# GIVEN EXERCISE
Please retype the data in full and exactly; the pictures are not part of the copy.

# THE INPUT
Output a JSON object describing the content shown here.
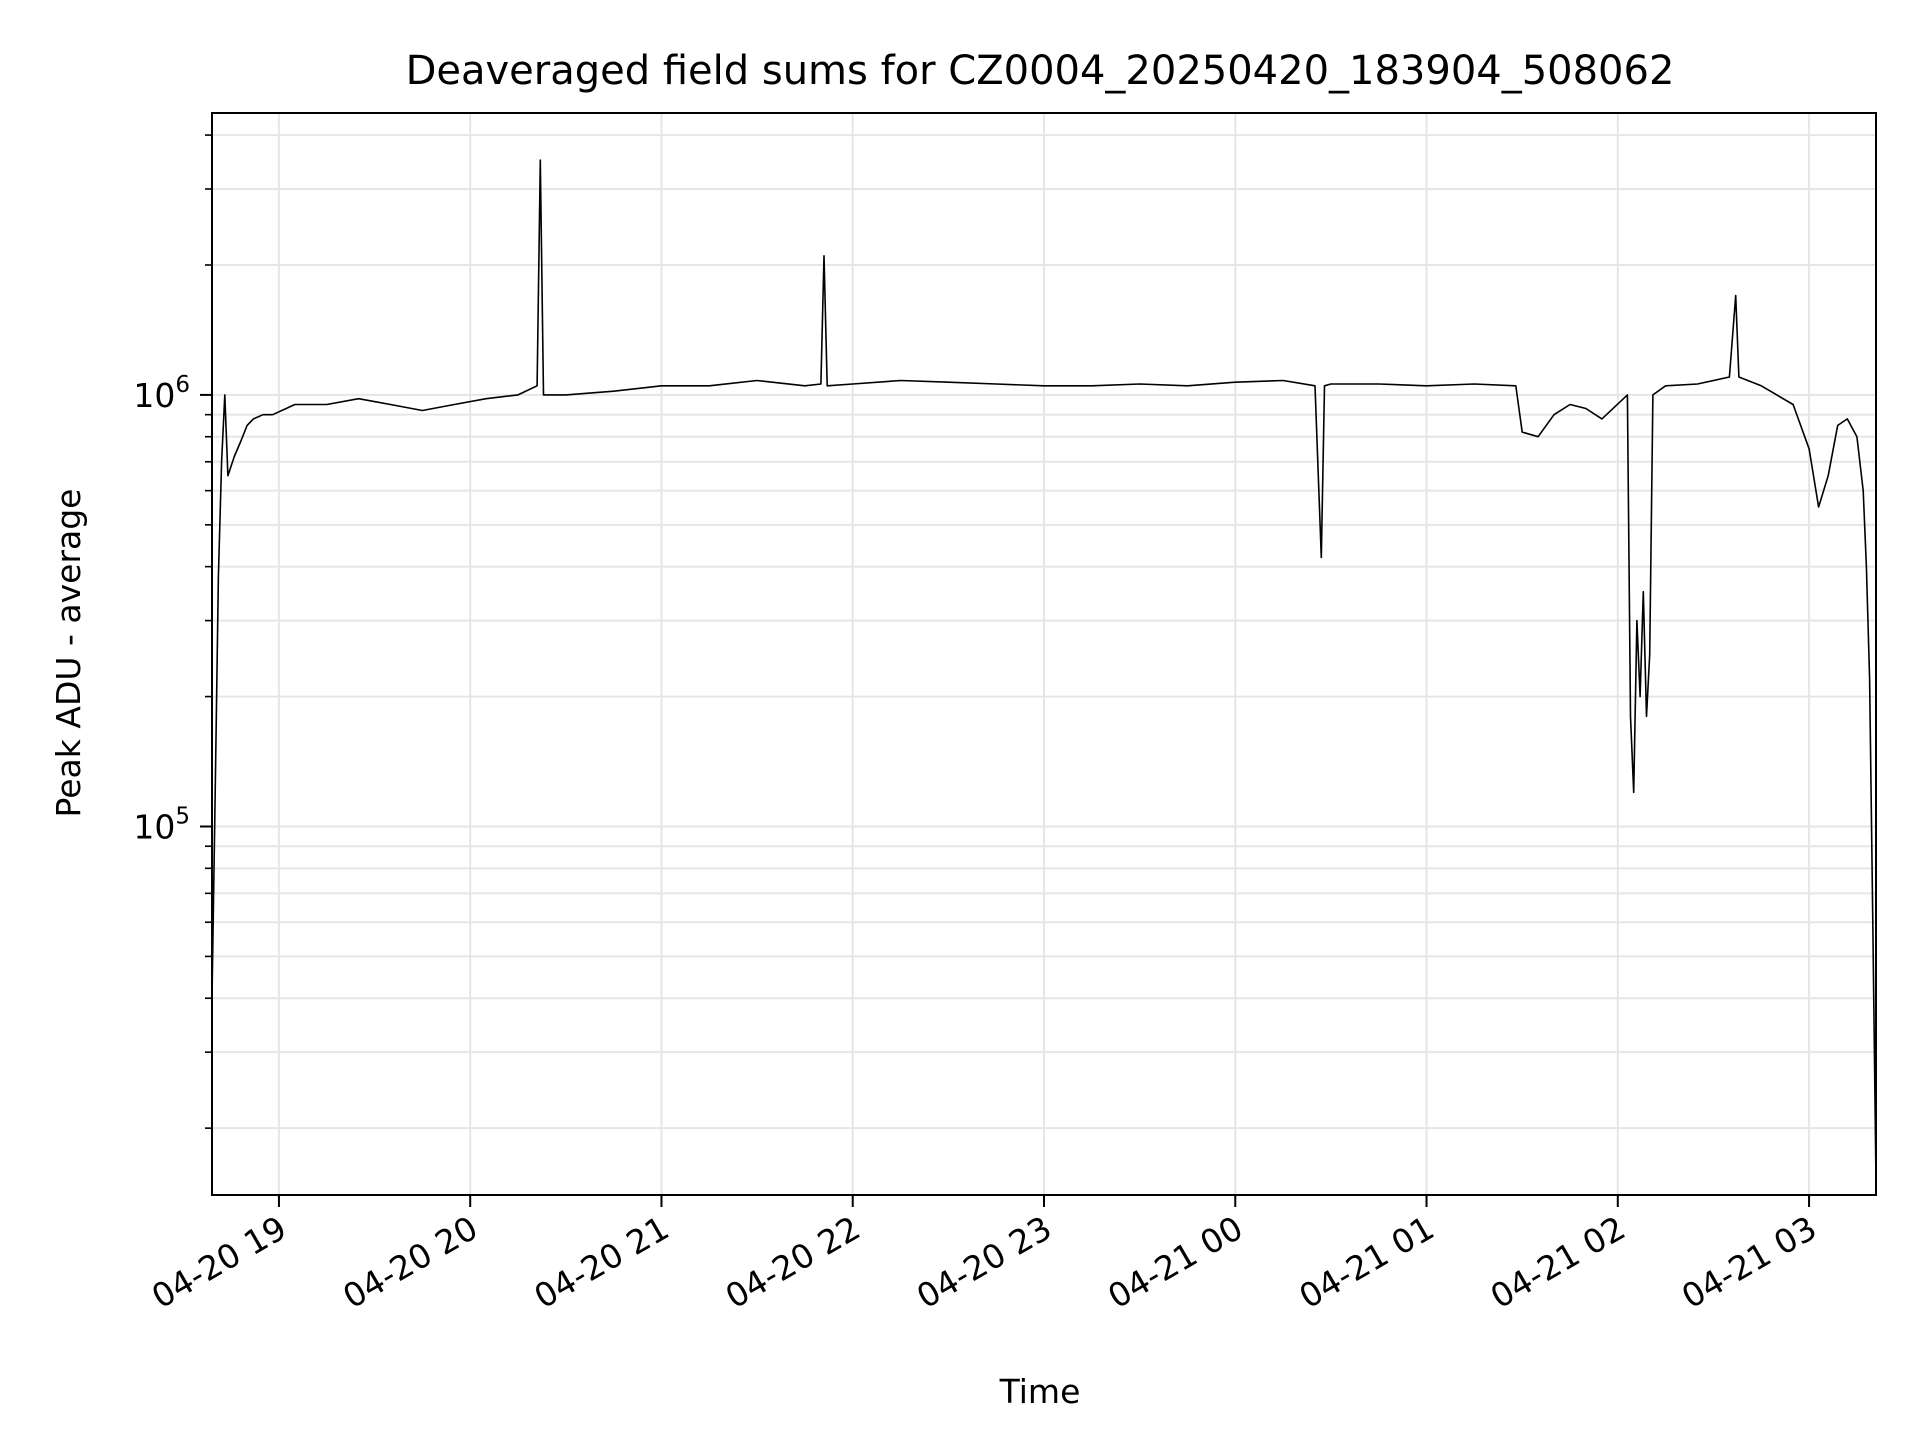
{
  "chart_data": {
    "type": "line",
    "title": "Deaveraged field sums for CZ0004_20250420_183904_508062",
    "xlabel": "Time",
    "ylabel": "Peak ADU - average",
    "x_axis": {
      "kind": "time",
      "range": [
        "2025-04-20T18:39",
        "2025-04-21T03:21"
      ],
      "ticks": [
        {
          "t": "2025-04-20T19:00",
          "label": "04-20 19"
        },
        {
          "t": "2025-04-20T20:00",
          "label": "04-20 20"
        },
        {
          "t": "2025-04-20T21:00",
          "label": "04-20 21"
        },
        {
          "t": "2025-04-20T22:00",
          "label": "04-20 22"
        },
        {
          "t": "2025-04-20T23:00",
          "label": "04-20 23"
        },
        {
          "t": "2025-04-21T00:00",
          "label": "04-21 00"
        },
        {
          "t": "2025-04-21T01:00",
          "label": "04-21 01"
        },
        {
          "t": "2025-04-21T02:00",
          "label": "04-21 02"
        },
        {
          "t": "2025-04-21T03:00",
          "label": "04-21 03"
        }
      ]
    },
    "y_axis": {
      "scale": "log",
      "range": [
        14000,
        4500000
      ],
      "major_ticks": [
        {
          "value": 100000,
          "base": "10",
          "exponent": "5"
        },
        {
          "value": 1000000,
          "base": "10",
          "exponent": "6"
        }
      ],
      "minor_ticks": [
        20000,
        30000,
        40000,
        50000,
        60000,
        70000,
        80000,
        90000,
        200000,
        300000,
        400000,
        500000,
        600000,
        700000,
        800000,
        900000,
        2000000,
        3000000,
        4000000
      ]
    },
    "grid": true,
    "grid_color": "#e6e6e6",
    "line_color": "#000000",
    "series": [
      {
        "x": [
          "2025-04-20T18:39",
          "2025-04-20T18:40",
          "2025-04-20T18:41",
          "2025-04-20T18:42",
          "2025-04-20T18:43",
          "2025-04-20T18:44",
          "2025-04-20T18:46",
          "2025-04-20T18:48",
          "2025-04-20T18:50",
          "2025-04-20T18:52",
          "2025-04-20T18:55",
          "2025-04-20T18:58",
          "2025-04-20T19:05",
          "2025-04-20T19:15",
          "2025-04-20T19:25",
          "2025-04-20T19:35",
          "2025-04-20T19:45",
          "2025-04-20T19:55",
          "2025-04-20T20:05",
          "2025-04-20T20:15",
          "2025-04-20T20:21",
          "2025-04-20T20:22",
          "2025-04-20T20:23",
          "2025-04-20T20:30",
          "2025-04-20T20:45",
          "2025-04-20T21:00",
          "2025-04-20T21:15",
          "2025-04-20T21:30",
          "2025-04-20T21:45",
          "2025-04-20T21:50",
          "2025-04-20T21:51",
          "2025-04-20T21:52",
          "2025-04-20T22:00",
          "2025-04-20T22:15",
          "2025-04-20T22:30",
          "2025-04-20T22:45",
          "2025-04-20T23:00",
          "2025-04-20T23:15",
          "2025-04-20T23:30",
          "2025-04-20T23:45",
          "2025-04-21T00:00",
          "2025-04-21T00:15",
          "2025-04-21T00:25",
          "2025-04-21T00:27",
          "2025-04-21T00:28",
          "2025-04-21T00:30",
          "2025-04-21T00:45",
          "2025-04-21T01:00",
          "2025-04-21T01:15",
          "2025-04-21T01:28",
          "2025-04-21T01:30",
          "2025-04-21T01:35",
          "2025-04-21T01:40",
          "2025-04-21T01:45",
          "2025-04-21T01:50",
          "2025-04-21T01:55",
          "2025-04-21T02:03",
          "2025-04-21T02:04",
          "2025-04-21T02:05",
          "2025-04-21T02:06",
          "2025-04-21T02:07",
          "2025-04-21T02:08",
          "2025-04-21T02:09",
          "2025-04-21T02:10",
          "2025-04-21T02:11",
          "2025-04-21T02:15",
          "2025-04-21T02:25",
          "2025-04-21T02:35",
          "2025-04-21T02:37",
          "2025-04-21T02:38",
          "2025-04-21T02:45",
          "2025-04-21T02:55",
          "2025-04-21T03:00",
          "2025-04-21T03:03",
          "2025-04-21T03:06",
          "2025-04-21T03:09",
          "2025-04-21T03:12",
          "2025-04-21T03:15",
          "2025-04-21T03:17",
          "2025-04-21T03:18",
          "2025-04-21T03:19",
          "2025-04-21T03:20",
          "2025-04-21T03:21"
        ],
        "y": [
          40000,
          120000,
          380000,
          700000,
          1000000,
          650000,
          720000,
          780000,
          850000,
          880000,
          900000,
          900000,
          950000,
          950000,
          980000,
          950000,
          920000,
          950000,
          980000,
          1000000,
          1050000,
          3500000,
          1000000,
          1000000,
          1020000,
          1050000,
          1050000,
          1080000,
          1050000,
          1060000,
          2100000,
          1050000,
          1060000,
          1080000,
          1070000,
          1060000,
          1050000,
          1050000,
          1060000,
          1050000,
          1070000,
          1080000,
          1050000,
          420000,
          1050000,
          1060000,
          1060000,
          1050000,
          1060000,
          1050000,
          820000,
          800000,
          900000,
          950000,
          930000,
          880000,
          1000000,
          180000,
          120000,
          300000,
          200000,
          350000,
          180000,
          250000,
          1000000,
          1050000,
          1060000,
          1100000,
          1700000,
          1100000,
          1050000,
          950000,
          750000,
          550000,
          650000,
          850000,
          880000,
          800000,
          600000,
          400000,
          220000,
          60000,
          15000
        ]
      }
    ]
  }
}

# ANSWER FOR THE TASK
Output a JSON object describing the content shown here.
{
  "chart_data": {
    "type": "line",
    "title": "Deaveraged field sums for CZ0004_20250420_183904_508062",
    "xlabel": "Time",
    "ylabel": "Peak ADU - average",
    "x_axis": {
      "kind": "time",
      "range": [
        "2025-04-20T18:39",
        "2025-04-21T03:21"
      ],
      "ticks": [
        {
          "t": "2025-04-20T19:00",
          "label": "04-20 19"
        },
        {
          "t": "2025-04-20T20:00",
          "label": "04-20 20"
        },
        {
          "t": "2025-04-20T21:00",
          "label": "04-20 21"
        },
        {
          "t": "2025-04-20T22:00",
          "label": "04-20 22"
        },
        {
          "t": "2025-04-20T23:00",
          "label": "04-20 23"
        },
        {
          "t": "2025-04-21T00:00",
          "label": "04-21 00"
        },
        {
          "t": "2025-04-21T01:00",
          "label": "04-21 01"
        },
        {
          "t": "2025-04-21T02:00",
          "label": "04-21 02"
        },
        {
          "t": "2025-04-21T03:00",
          "label": "04-21 03"
        }
      ]
    },
    "y_axis": {
      "scale": "log",
      "range": [
        14000,
        4500000
      ],
      "major_ticks": [
        {
          "value": 100000,
          "base": "10",
          "exponent": "5"
        },
        {
          "value": 1000000,
          "base": "10",
          "exponent": "6"
        }
      ],
      "minor_ticks": [
        20000,
        30000,
        40000,
        50000,
        60000,
        70000,
        80000,
        90000,
        200000,
        300000,
        400000,
        500000,
        600000,
        700000,
        800000,
        900000,
        2000000,
        3000000,
        4000000
      ]
    },
    "grid": true,
    "grid_color": "#e6e6e6",
    "line_color": "#000000",
    "series": [
      {
        "x": [
          "2025-04-20T18:39",
          "2025-04-20T18:40",
          "2025-04-20T18:41",
          "2025-04-20T18:42",
          "2025-04-20T18:43",
          "2025-04-20T18:44",
          "2025-04-20T18:46",
          "2025-04-20T18:48",
          "2025-04-20T18:50",
          "2025-04-20T18:52",
          "2025-04-20T18:55",
          "2025-04-20T18:58",
          "2025-04-20T19:05",
          "2025-04-20T19:15",
          "2025-04-20T19:25",
          "2025-04-20T19:35",
          "2025-04-20T19:45",
          "2025-04-20T19:55",
          "2025-04-20T20:05",
          "2025-04-20T20:15",
          "2025-04-20T20:21",
          "2025-04-20T20:22",
          "2025-04-20T20:23",
          "2025-04-20T20:30",
          "2025-04-20T20:45",
          "2025-04-20T21:00",
          "2025-04-20T21:15",
          "2025-04-20T21:30",
          "2025-04-20T21:45",
          "2025-04-20T21:50",
          "2025-04-20T21:51",
          "2025-04-20T21:52",
          "2025-04-20T22:00",
          "2025-04-20T22:15",
          "2025-04-20T22:30",
          "2025-04-20T22:45",
          "2025-04-20T23:00",
          "2025-04-20T23:15",
          "2025-04-20T23:30",
          "2025-04-20T23:45",
          "2025-04-21T00:00",
          "2025-04-21T00:15",
          "2025-04-21T00:25",
          "2025-04-21T00:27",
          "2025-04-21T00:28",
          "2025-04-21T00:30",
          "2025-04-21T00:45",
          "2025-04-21T01:00",
          "2025-04-21T01:15",
          "2025-04-21T01:28",
          "2025-04-21T01:30",
          "2025-04-21T01:35",
          "2025-04-21T01:40",
          "2025-04-21T01:45",
          "2025-04-21T01:50",
          "2025-04-21T01:55",
          "2025-04-21T02:03",
          "2025-04-21T02:04",
          "2025-04-21T02:05",
          "2025-04-21T02:06",
          "2025-04-21T02:07",
          "2025-04-21T02:08",
          "2025-04-21T02:09",
          "2025-04-21T02:10",
          "2025-04-21T02:11",
          "2025-04-21T02:15",
          "2025-04-21T02:25",
          "2025-04-21T02:35",
          "2025-04-21T02:37",
          "2025-04-21T02:38",
          "2025-04-21T02:45",
          "2025-04-21T02:55",
          "2025-04-21T03:00",
          "2025-04-21T03:03",
          "2025-04-21T03:06",
          "2025-04-21T03:09",
          "2025-04-21T03:12",
          "2025-04-21T03:15",
          "2025-04-21T03:17",
          "2025-04-21T03:18",
          "2025-04-21T03:19",
          "2025-04-21T03:20",
          "2025-04-21T03:21"
        ],
        "y": [
          40000,
          120000,
          380000,
          700000,
          1000000,
          650000,
          720000,
          780000,
          850000,
          880000,
          900000,
          900000,
          950000,
          950000,
          980000,
          950000,
          920000,
          950000,
          980000,
          1000000,
          1050000,
          3500000,
          1000000,
          1000000,
          1020000,
          1050000,
          1050000,
          1080000,
          1050000,
          1060000,
          2100000,
          1050000,
          1060000,
          1080000,
          1070000,
          1060000,
          1050000,
          1050000,
          1060000,
          1050000,
          1070000,
          1080000,
          1050000,
          420000,
          1050000,
          1060000,
          1060000,
          1050000,
          1060000,
          1050000,
          820000,
          800000,
          900000,
          950000,
          930000,
          880000,
          1000000,
          180000,
          120000,
          300000,
          200000,
          350000,
          180000,
          250000,
          1000000,
          1050000,
          1060000,
          1100000,
          1700000,
          1100000,
          1050000,
          950000,
          750000,
          550000,
          650000,
          850000,
          880000,
          800000,
          600000,
          400000,
          220000,
          60000,
          15000
        ]
      }
    ]
  }
}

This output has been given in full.